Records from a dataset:
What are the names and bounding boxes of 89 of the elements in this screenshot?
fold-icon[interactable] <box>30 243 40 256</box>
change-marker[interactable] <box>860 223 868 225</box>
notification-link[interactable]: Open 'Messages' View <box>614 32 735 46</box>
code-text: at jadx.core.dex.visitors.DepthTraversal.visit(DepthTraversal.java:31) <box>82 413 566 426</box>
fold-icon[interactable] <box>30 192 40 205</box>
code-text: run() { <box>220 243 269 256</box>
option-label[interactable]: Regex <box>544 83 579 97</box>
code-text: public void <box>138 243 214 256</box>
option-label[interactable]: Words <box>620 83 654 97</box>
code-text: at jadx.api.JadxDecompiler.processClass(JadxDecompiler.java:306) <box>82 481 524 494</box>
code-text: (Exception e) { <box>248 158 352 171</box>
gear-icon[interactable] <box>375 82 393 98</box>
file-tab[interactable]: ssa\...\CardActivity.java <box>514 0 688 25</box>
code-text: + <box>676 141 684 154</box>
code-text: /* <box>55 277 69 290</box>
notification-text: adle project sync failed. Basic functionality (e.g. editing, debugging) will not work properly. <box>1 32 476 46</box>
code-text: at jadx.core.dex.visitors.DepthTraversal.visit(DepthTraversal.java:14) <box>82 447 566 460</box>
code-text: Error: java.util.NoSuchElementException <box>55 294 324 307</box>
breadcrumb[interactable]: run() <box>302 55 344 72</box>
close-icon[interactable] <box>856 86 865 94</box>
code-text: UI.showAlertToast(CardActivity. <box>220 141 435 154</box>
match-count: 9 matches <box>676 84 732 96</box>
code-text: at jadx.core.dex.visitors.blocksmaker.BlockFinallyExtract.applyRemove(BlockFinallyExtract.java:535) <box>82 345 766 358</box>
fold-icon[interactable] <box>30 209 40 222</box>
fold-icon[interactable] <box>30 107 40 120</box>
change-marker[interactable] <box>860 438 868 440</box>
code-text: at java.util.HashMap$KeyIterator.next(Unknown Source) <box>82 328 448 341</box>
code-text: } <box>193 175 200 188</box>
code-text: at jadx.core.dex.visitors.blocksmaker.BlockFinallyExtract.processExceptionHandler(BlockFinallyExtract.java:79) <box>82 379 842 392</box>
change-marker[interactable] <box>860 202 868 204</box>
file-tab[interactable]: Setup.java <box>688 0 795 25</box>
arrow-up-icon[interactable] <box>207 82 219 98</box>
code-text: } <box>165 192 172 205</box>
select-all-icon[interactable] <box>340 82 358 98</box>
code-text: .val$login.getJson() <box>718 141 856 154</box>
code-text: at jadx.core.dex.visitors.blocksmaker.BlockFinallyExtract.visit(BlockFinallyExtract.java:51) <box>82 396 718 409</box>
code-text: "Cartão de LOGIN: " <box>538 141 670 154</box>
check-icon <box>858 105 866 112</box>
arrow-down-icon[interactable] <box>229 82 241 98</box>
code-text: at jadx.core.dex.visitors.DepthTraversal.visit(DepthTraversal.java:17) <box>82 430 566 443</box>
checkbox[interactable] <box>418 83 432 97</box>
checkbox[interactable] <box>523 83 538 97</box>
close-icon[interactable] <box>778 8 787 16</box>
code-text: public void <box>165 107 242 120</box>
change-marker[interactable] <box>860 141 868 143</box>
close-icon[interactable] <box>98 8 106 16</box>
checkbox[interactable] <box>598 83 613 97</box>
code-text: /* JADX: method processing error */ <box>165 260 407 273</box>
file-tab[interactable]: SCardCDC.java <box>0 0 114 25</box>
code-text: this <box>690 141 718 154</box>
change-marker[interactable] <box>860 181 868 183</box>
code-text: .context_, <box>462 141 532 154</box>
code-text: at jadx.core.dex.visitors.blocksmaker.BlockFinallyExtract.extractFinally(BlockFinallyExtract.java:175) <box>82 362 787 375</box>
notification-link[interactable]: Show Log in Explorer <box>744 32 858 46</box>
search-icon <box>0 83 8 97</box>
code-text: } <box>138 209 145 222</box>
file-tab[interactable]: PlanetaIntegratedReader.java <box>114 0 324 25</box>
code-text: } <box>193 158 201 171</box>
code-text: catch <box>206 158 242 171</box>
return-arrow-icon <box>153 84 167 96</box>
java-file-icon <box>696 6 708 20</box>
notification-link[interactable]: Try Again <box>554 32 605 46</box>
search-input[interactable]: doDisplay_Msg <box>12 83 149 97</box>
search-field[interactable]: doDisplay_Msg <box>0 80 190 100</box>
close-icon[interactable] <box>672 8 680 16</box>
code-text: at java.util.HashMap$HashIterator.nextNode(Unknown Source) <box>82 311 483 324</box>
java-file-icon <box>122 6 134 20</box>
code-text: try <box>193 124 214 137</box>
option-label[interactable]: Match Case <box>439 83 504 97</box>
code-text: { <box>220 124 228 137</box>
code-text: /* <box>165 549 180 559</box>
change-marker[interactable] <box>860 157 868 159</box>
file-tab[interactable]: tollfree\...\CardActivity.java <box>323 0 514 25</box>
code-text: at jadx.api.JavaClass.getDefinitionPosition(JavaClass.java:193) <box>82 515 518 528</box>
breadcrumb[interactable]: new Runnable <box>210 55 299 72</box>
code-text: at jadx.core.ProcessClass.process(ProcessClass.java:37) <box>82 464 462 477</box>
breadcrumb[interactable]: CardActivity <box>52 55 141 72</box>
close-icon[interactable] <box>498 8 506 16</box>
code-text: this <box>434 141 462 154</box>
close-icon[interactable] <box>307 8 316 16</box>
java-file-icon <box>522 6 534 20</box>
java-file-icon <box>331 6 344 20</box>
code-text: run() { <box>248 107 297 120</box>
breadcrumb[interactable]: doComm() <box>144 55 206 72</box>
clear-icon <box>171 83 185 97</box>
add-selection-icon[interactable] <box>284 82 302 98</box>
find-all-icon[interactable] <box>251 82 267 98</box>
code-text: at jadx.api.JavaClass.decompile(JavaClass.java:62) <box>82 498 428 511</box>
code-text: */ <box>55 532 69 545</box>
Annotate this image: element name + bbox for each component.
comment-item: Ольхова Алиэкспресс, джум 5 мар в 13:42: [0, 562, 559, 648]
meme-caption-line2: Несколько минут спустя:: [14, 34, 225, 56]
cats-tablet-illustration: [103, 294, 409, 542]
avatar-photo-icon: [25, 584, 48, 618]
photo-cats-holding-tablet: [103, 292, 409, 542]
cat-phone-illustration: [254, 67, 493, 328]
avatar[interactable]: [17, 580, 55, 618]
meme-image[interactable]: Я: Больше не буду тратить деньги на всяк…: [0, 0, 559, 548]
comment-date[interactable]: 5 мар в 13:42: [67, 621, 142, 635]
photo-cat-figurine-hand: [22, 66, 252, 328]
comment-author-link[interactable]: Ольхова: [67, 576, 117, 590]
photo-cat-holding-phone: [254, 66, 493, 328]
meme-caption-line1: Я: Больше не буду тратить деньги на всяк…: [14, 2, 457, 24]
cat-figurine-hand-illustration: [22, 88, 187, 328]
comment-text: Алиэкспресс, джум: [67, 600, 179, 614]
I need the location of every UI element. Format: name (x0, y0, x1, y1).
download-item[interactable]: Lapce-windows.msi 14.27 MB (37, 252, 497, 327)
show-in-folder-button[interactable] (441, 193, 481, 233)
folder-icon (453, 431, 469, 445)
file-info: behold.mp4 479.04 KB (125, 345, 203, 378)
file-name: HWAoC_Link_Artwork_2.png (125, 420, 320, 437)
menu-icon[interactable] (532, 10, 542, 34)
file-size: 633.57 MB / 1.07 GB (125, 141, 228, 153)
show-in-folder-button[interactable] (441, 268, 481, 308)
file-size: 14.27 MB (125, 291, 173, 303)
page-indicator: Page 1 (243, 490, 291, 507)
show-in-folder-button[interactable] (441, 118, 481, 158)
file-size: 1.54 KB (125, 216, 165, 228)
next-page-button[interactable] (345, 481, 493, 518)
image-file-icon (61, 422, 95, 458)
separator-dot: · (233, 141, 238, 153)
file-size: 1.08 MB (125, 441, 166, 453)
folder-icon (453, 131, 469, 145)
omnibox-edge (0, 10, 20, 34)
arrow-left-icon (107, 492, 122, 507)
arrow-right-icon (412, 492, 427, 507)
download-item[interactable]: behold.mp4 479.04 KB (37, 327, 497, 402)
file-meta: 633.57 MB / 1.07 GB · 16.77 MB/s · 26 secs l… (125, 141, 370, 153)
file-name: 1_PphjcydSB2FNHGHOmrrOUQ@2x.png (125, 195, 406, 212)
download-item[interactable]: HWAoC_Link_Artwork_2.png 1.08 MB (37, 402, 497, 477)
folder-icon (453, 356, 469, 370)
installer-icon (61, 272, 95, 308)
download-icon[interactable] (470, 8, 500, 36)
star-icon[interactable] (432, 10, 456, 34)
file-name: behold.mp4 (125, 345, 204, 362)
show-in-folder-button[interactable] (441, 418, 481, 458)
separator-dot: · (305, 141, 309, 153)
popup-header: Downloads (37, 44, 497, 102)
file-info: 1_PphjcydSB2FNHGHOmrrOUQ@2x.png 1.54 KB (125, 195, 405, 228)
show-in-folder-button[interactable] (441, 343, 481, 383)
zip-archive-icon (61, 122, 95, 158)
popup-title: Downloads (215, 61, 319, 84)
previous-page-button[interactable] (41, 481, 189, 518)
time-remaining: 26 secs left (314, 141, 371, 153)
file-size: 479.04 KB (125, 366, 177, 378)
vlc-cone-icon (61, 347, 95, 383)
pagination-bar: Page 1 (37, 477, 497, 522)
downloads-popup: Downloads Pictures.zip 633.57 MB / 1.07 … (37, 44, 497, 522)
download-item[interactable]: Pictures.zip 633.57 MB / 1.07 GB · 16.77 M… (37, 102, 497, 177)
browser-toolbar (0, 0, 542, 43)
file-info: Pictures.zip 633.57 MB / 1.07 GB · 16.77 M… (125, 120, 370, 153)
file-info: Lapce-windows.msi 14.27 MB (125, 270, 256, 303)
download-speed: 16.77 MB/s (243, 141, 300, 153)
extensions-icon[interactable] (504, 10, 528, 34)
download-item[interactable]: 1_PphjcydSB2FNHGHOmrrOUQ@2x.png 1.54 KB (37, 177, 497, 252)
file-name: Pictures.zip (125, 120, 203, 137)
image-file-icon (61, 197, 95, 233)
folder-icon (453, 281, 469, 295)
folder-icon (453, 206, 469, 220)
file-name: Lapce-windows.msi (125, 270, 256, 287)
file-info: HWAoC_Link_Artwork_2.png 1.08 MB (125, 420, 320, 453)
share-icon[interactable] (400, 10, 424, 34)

Task to carry out:
Quote the lines beginning with the first line of the records and continuing through the line containing "fold-icon[interactable] <box>30 192".

Exercise response:
What are the names and bounding boxes of 89 of the elements in this screenshot?
fold-icon[interactable] <box>30 243 40 256</box>
change-marker[interactable] <box>860 223 868 225</box>
notification-link[interactable]: Open 'Messages' View <box>614 32 735 46</box>
code-text: at jadx.core.dex.visitors.DepthTraversal.visit(DepthTraversal.java:31) <box>82 413 566 426</box>
fold-icon[interactable] <box>30 192 40 205</box>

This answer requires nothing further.